## EXERCISE TASK
Report how many lines hold the word "border"; answer with the number alone.

## DATA FOR THIS TASK
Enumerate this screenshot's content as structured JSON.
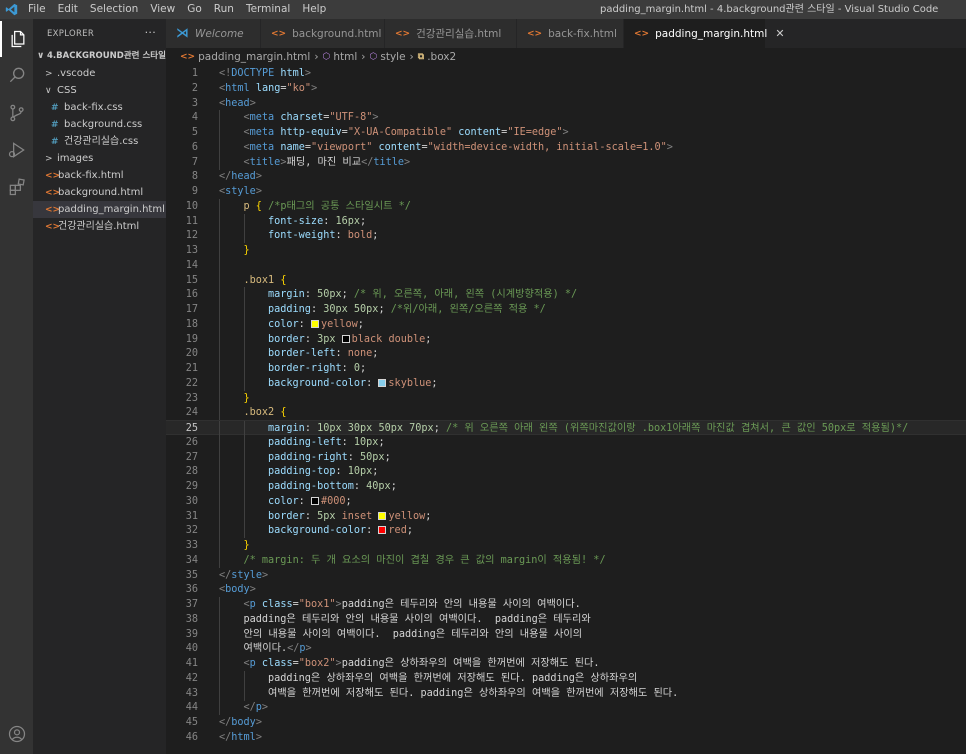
{
  "window": {
    "title": "padding_margin.html - 4.background관련 스타일 - Visual Studio Code",
    "menu": [
      "File",
      "Edit",
      "Selection",
      "View",
      "Go",
      "Run",
      "Terminal",
      "Help"
    ]
  },
  "sidebar": {
    "header": "EXPLORER",
    "more": "···",
    "items": [
      {
        "label": "4.BACKGROUND관련 스타일",
        "indent": 0,
        "chevron": "∨",
        "type": "root"
      },
      {
        "label": ".vscode",
        "indent": 1,
        "chevron": ">",
        "type": "folder"
      },
      {
        "label": "CSS",
        "indent": 1,
        "chevron": "∨",
        "type": "folder"
      },
      {
        "label": "back-fix.css",
        "indent": 2,
        "type": "css"
      },
      {
        "label": "background.css",
        "indent": 2,
        "type": "css"
      },
      {
        "label": "건강관리실습.css",
        "indent": 2,
        "type": "css"
      },
      {
        "label": "images",
        "indent": 1,
        "chevron": ">",
        "type": "folder"
      },
      {
        "label": "back-fix.html",
        "indent": 1,
        "type": "html"
      },
      {
        "label": "background.html",
        "indent": 1,
        "type": "html"
      },
      {
        "label": "padding_margin.html",
        "indent": 1,
        "type": "html",
        "selected": true
      },
      {
        "label": "건강관리실습.html",
        "indent": 1,
        "type": "html"
      }
    ]
  },
  "tabs": [
    {
      "label": "Welcome",
      "icon": "vscode",
      "italic": true
    },
    {
      "label": "background.html",
      "icon": "html"
    },
    {
      "label": "건강관리실습.html",
      "icon": "html"
    },
    {
      "label": "back-fix.html",
      "icon": "html"
    },
    {
      "label": "padding_margin.html",
      "icon": "html",
      "active": true,
      "close": "✕"
    }
  ],
  "breadcrumb": [
    "padding_margin.html",
    "html",
    "style",
    ".box2"
  ],
  "editor": {
    "current_line": 25,
    "lines": [
      {
        "n": 1,
        "i": 0,
        "t": [
          [
            "t-pun",
            "<!"
          ],
          [
            "t-tag",
            "DOCTYPE"
          ],
          [
            "t-txt",
            " "
          ],
          [
            "t-attr",
            "html"
          ],
          [
            "t-pun",
            ">"
          ]
        ]
      },
      {
        "n": 2,
        "i": 0,
        "t": [
          [
            "t-pun",
            "<"
          ],
          [
            "t-tag",
            "html"
          ],
          [
            "t-txt",
            " "
          ],
          [
            "t-attr",
            "lang"
          ],
          [
            "t-txt",
            "="
          ],
          [
            "t-str",
            "\"ko\""
          ],
          [
            "t-pun",
            ">"
          ]
        ]
      },
      {
        "n": 3,
        "i": 0,
        "t": [
          [
            "t-pun",
            "<"
          ],
          [
            "t-tag",
            "head"
          ],
          [
            "t-pun",
            ">"
          ]
        ]
      },
      {
        "n": 4,
        "i": 1,
        "t": [
          [
            "t-pun",
            "<"
          ],
          [
            "t-tag",
            "meta"
          ],
          [
            "t-txt",
            " "
          ],
          [
            "t-attr",
            "charset"
          ],
          [
            "t-txt",
            "="
          ],
          [
            "t-str",
            "\"UTF-8\""
          ],
          [
            "t-pun",
            ">"
          ]
        ]
      },
      {
        "n": 5,
        "i": 1,
        "t": [
          [
            "t-pun",
            "<"
          ],
          [
            "t-tag",
            "meta"
          ],
          [
            "t-txt",
            " "
          ],
          [
            "t-attr",
            "http-equiv"
          ],
          [
            "t-txt",
            "="
          ],
          [
            "t-str",
            "\"X-UA-Compatible\""
          ],
          [
            "t-txt",
            " "
          ],
          [
            "t-attr",
            "content"
          ],
          [
            "t-txt",
            "="
          ],
          [
            "t-str",
            "\"IE=edge\""
          ],
          [
            "t-pun",
            ">"
          ]
        ]
      },
      {
        "n": 6,
        "i": 1,
        "t": [
          [
            "t-pun",
            "<"
          ],
          [
            "t-tag",
            "meta"
          ],
          [
            "t-txt",
            " "
          ],
          [
            "t-attr",
            "name"
          ],
          [
            "t-txt",
            "="
          ],
          [
            "t-str",
            "\"viewport\""
          ],
          [
            "t-txt",
            " "
          ],
          [
            "t-attr",
            "content"
          ],
          [
            "t-txt",
            "="
          ],
          [
            "t-str",
            "\"width=device-width, initial-scale=1.0\""
          ],
          [
            "t-pun",
            ">"
          ]
        ]
      },
      {
        "n": 7,
        "i": 1,
        "t": [
          [
            "t-pun",
            "<"
          ],
          [
            "t-tag",
            "title"
          ],
          [
            "t-pun",
            ">"
          ],
          [
            "t-txt",
            "패딩, 마진 비교"
          ],
          [
            "t-pun",
            "</"
          ],
          [
            "t-tag",
            "title"
          ],
          [
            "t-pun",
            ">"
          ]
        ]
      },
      {
        "n": 8,
        "i": 0,
        "t": [
          [
            "t-pun",
            "</"
          ],
          [
            "t-tag",
            "head"
          ],
          [
            "t-pun",
            ">"
          ]
        ]
      },
      {
        "n": 9,
        "i": 0,
        "t": [
          [
            "t-pun",
            "<"
          ],
          [
            "t-tag",
            "style"
          ],
          [
            "t-pun",
            ">"
          ]
        ]
      },
      {
        "n": 10,
        "i": 1,
        "t": [
          [
            "t-sel",
            "p"
          ],
          [
            "t-txt",
            " "
          ],
          [
            "t-brc",
            "{"
          ],
          [
            "t-txt",
            " "
          ],
          [
            "t-com",
            "/*p태그의 공통 스타일시트 */"
          ]
        ]
      },
      {
        "n": 11,
        "i": 2,
        "t": [
          [
            "t-prop",
            "font-size"
          ],
          [
            "t-txt",
            ": "
          ],
          [
            "t-num",
            "16px"
          ],
          [
            "t-txt",
            ";"
          ]
        ]
      },
      {
        "n": 12,
        "i": 2,
        "t": [
          [
            "t-prop",
            "font-weight"
          ],
          [
            "t-txt",
            ": "
          ],
          [
            "t-val",
            "bold"
          ],
          [
            "t-txt",
            ";"
          ]
        ]
      },
      {
        "n": 13,
        "i": 1,
        "t": [
          [
            "t-brc",
            "}"
          ]
        ]
      },
      {
        "n": 14,
        "i": 1,
        "t": []
      },
      {
        "n": 15,
        "i": 1,
        "t": [
          [
            "t-sel",
            ".box1"
          ],
          [
            "t-txt",
            " "
          ],
          [
            "t-brc",
            "{"
          ]
        ]
      },
      {
        "n": 16,
        "i": 2,
        "t": [
          [
            "t-prop",
            "margin"
          ],
          [
            "t-txt",
            ": "
          ],
          [
            "t-num",
            "50px"
          ],
          [
            "t-txt",
            "; "
          ],
          [
            "t-com",
            "/* 위, 오른쪽, 아래, 왼쪽 (시계방향적용) */"
          ]
        ]
      },
      {
        "n": 17,
        "i": 2,
        "t": [
          [
            "t-prop",
            "padding"
          ],
          [
            "t-txt",
            ": "
          ],
          [
            "t-num",
            "30px"
          ],
          [
            "t-txt",
            " "
          ],
          [
            "t-num",
            "50px"
          ],
          [
            "t-txt",
            "; "
          ],
          [
            "t-com",
            "/*위/아래, 왼쪽/오른쪽 적용 */"
          ]
        ]
      },
      {
        "n": 18,
        "i": 2,
        "t": [
          [
            "t-prop",
            "color"
          ],
          [
            "t-txt",
            ": "
          ],
          [
            "sw",
            "#ffff00"
          ],
          [
            "t-val",
            "yellow"
          ],
          [
            "t-txt",
            ";"
          ]
        ]
      },
      {
        "n": 19,
        "i": 2,
        "t": [
          [
            "t-prop",
            "border"
          ],
          [
            "t-txt",
            ": "
          ],
          [
            "t-num",
            "3px"
          ],
          [
            "t-txt",
            " "
          ],
          [
            "sw",
            "#000000"
          ],
          [
            "t-val",
            "black double"
          ],
          [
            "t-txt",
            ";"
          ]
        ]
      },
      {
        "n": 20,
        "i": 2,
        "t": [
          [
            "t-prop",
            "border-left"
          ],
          [
            "t-txt",
            ": "
          ],
          [
            "t-val",
            "none"
          ],
          [
            "t-txt",
            ";"
          ]
        ]
      },
      {
        "n": 21,
        "i": 2,
        "t": [
          [
            "t-prop",
            "border-right"
          ],
          [
            "t-txt",
            ": "
          ],
          [
            "t-num",
            "0"
          ],
          [
            "t-txt",
            ";"
          ]
        ]
      },
      {
        "n": 22,
        "i": 2,
        "t": [
          [
            "t-prop",
            "background-color"
          ],
          [
            "t-txt",
            ": "
          ],
          [
            "sw",
            "#87ceeb"
          ],
          [
            "t-val",
            "skyblue"
          ],
          [
            "t-txt",
            ";"
          ]
        ]
      },
      {
        "n": 23,
        "i": 1,
        "t": [
          [
            "t-brc",
            "}"
          ]
        ]
      },
      {
        "n": 24,
        "i": 1,
        "t": [
          [
            "t-sel",
            ".box2"
          ],
          [
            "t-txt",
            " "
          ],
          [
            "t-brc",
            "{"
          ]
        ]
      },
      {
        "n": 25,
        "i": 2,
        "t": [
          [
            "t-prop",
            "margin"
          ],
          [
            "t-txt",
            ": "
          ],
          [
            "t-num",
            "10px"
          ],
          [
            "t-txt",
            " "
          ],
          [
            "t-num",
            "30px"
          ],
          [
            "t-txt",
            " "
          ],
          [
            "t-num",
            "50px"
          ],
          [
            "t-txt",
            " "
          ],
          [
            "t-num",
            "70px"
          ],
          [
            "t-txt",
            "; "
          ],
          [
            "t-com",
            "/* 위 오른쪽 아래 왼쪽 (위쪽마진값이랑 .box1아래쪽 마진값 겹쳐서, 큰 값인 50px로 적용됨)*/"
          ]
        ]
      },
      {
        "n": 26,
        "i": 2,
        "t": [
          [
            "t-prop",
            "padding-left"
          ],
          [
            "t-txt",
            ": "
          ],
          [
            "t-num",
            "10px"
          ],
          [
            "t-txt",
            ";"
          ]
        ]
      },
      {
        "n": 27,
        "i": 2,
        "t": [
          [
            "t-prop",
            "padding-right"
          ],
          [
            "t-txt",
            ": "
          ],
          [
            "t-num",
            "50px"
          ],
          [
            "t-txt",
            ";"
          ]
        ]
      },
      {
        "n": 28,
        "i": 2,
        "t": [
          [
            "t-prop",
            "padding-top"
          ],
          [
            "t-txt",
            ": "
          ],
          [
            "t-num",
            "10px"
          ],
          [
            "t-txt",
            ";"
          ]
        ]
      },
      {
        "n": 29,
        "i": 2,
        "t": [
          [
            "t-prop",
            "padding-bottom"
          ],
          [
            "t-txt",
            ": "
          ],
          [
            "t-num",
            "40px"
          ],
          [
            "t-txt",
            ";"
          ]
        ]
      },
      {
        "n": 30,
        "i": 2,
        "t": [
          [
            "t-prop",
            "color"
          ],
          [
            "t-txt",
            ": "
          ],
          [
            "sw",
            "#000000"
          ],
          [
            "t-val",
            "#000"
          ],
          [
            "t-txt",
            ";"
          ]
        ]
      },
      {
        "n": 31,
        "i": 2,
        "t": [
          [
            "t-prop",
            "border"
          ],
          [
            "t-txt",
            ": "
          ],
          [
            "t-num",
            "5px"
          ],
          [
            "t-txt",
            " "
          ],
          [
            "t-val",
            "inset"
          ],
          [
            "t-txt",
            " "
          ],
          [
            "sw",
            "#ffff00"
          ],
          [
            "t-val",
            "yellow"
          ],
          [
            "t-txt",
            ";"
          ]
        ]
      },
      {
        "n": 32,
        "i": 2,
        "t": [
          [
            "t-prop",
            "background-color"
          ],
          [
            "t-txt",
            ": "
          ],
          [
            "sw",
            "#ff0000"
          ],
          [
            "t-val",
            "red"
          ],
          [
            "t-txt",
            ";"
          ]
        ]
      },
      {
        "n": 33,
        "i": 1,
        "t": [
          [
            "t-brc",
            "}"
          ]
        ]
      },
      {
        "n": 34,
        "i": 1,
        "t": [
          [
            "t-com",
            "/* margin: 두 개 요소의 마진이 겹칠 경우 큰 값의 margin이 적용됨! */"
          ]
        ]
      },
      {
        "n": 35,
        "i": 0,
        "t": [
          [
            "t-pun",
            "</"
          ],
          [
            "t-tag",
            "style"
          ],
          [
            "t-pun",
            ">"
          ]
        ]
      },
      {
        "n": 36,
        "i": 0,
        "t": [
          [
            "t-pun",
            "<"
          ],
          [
            "t-tag",
            "body"
          ],
          [
            "t-pun",
            ">"
          ]
        ]
      },
      {
        "n": 37,
        "i": 1,
        "t": [
          [
            "t-pun",
            "<"
          ],
          [
            "t-tag",
            "p"
          ],
          [
            "t-txt",
            " "
          ],
          [
            "t-attr",
            "class"
          ],
          [
            "t-txt",
            "="
          ],
          [
            "t-str",
            "\"box1\""
          ],
          [
            "t-pun",
            ">"
          ],
          [
            "t-txt",
            "padding은 테두리와 안의 내용물 사이의 여백이다."
          ]
        ]
      },
      {
        "n": 38,
        "i": 1,
        "t": [
          [
            "t-txt",
            "padding은 테두리와 안의 내용물 사이의 여백이다.  padding은 테두리와"
          ]
        ]
      },
      {
        "n": 39,
        "i": 1,
        "t": [
          [
            "t-txt",
            "안의 내용물 사이의 여백이다.  padding은 테두리와 안의 내용물 사이의"
          ]
        ]
      },
      {
        "n": 40,
        "i": 1,
        "t": [
          [
            "t-txt",
            "여백이다."
          ],
          [
            "t-pun",
            "</"
          ],
          [
            "t-tag",
            "p"
          ],
          [
            "t-pun",
            ">"
          ]
        ]
      },
      {
        "n": 41,
        "i": 1,
        "t": [
          [
            "t-pun",
            "<"
          ],
          [
            "t-tag",
            "p"
          ],
          [
            "t-txt",
            " "
          ],
          [
            "t-attr",
            "class"
          ],
          [
            "t-txt",
            "="
          ],
          [
            "t-str",
            "\"box2\""
          ],
          [
            "t-pun",
            ">"
          ],
          [
            "t-txt",
            "padding은 상하좌우의 여백을 한꺼번에 저장해도 된다."
          ]
        ]
      },
      {
        "n": 42,
        "i": 2,
        "t": [
          [
            "t-txt",
            "padding은 상하좌우의 여백을 한꺼번에 저장해도 된다. padding은 상하좌우의"
          ]
        ]
      },
      {
        "n": 43,
        "i": 2,
        "t": [
          [
            "t-txt",
            "여백을 한꺼번에 저장해도 된다. padding은 상하좌우의 여백을 한꺼번에 저장해도 된다."
          ]
        ]
      },
      {
        "n": 44,
        "i": 1,
        "t": [
          [
            "t-pun",
            "</"
          ],
          [
            "t-tag",
            "p"
          ],
          [
            "t-pun",
            ">"
          ]
        ]
      },
      {
        "n": 45,
        "i": 0,
        "t": [
          [
            "t-pun",
            "</"
          ],
          [
            "t-tag",
            "body"
          ],
          [
            "t-pun",
            ">"
          ]
        ]
      },
      {
        "n": 46,
        "i": 0,
        "t": [
          [
            "t-pun",
            "</"
          ],
          [
            "t-tag",
            "html"
          ],
          [
            "t-pun",
            ">"
          ]
        ]
      }
    ]
  }
}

## THE RESPONSE
4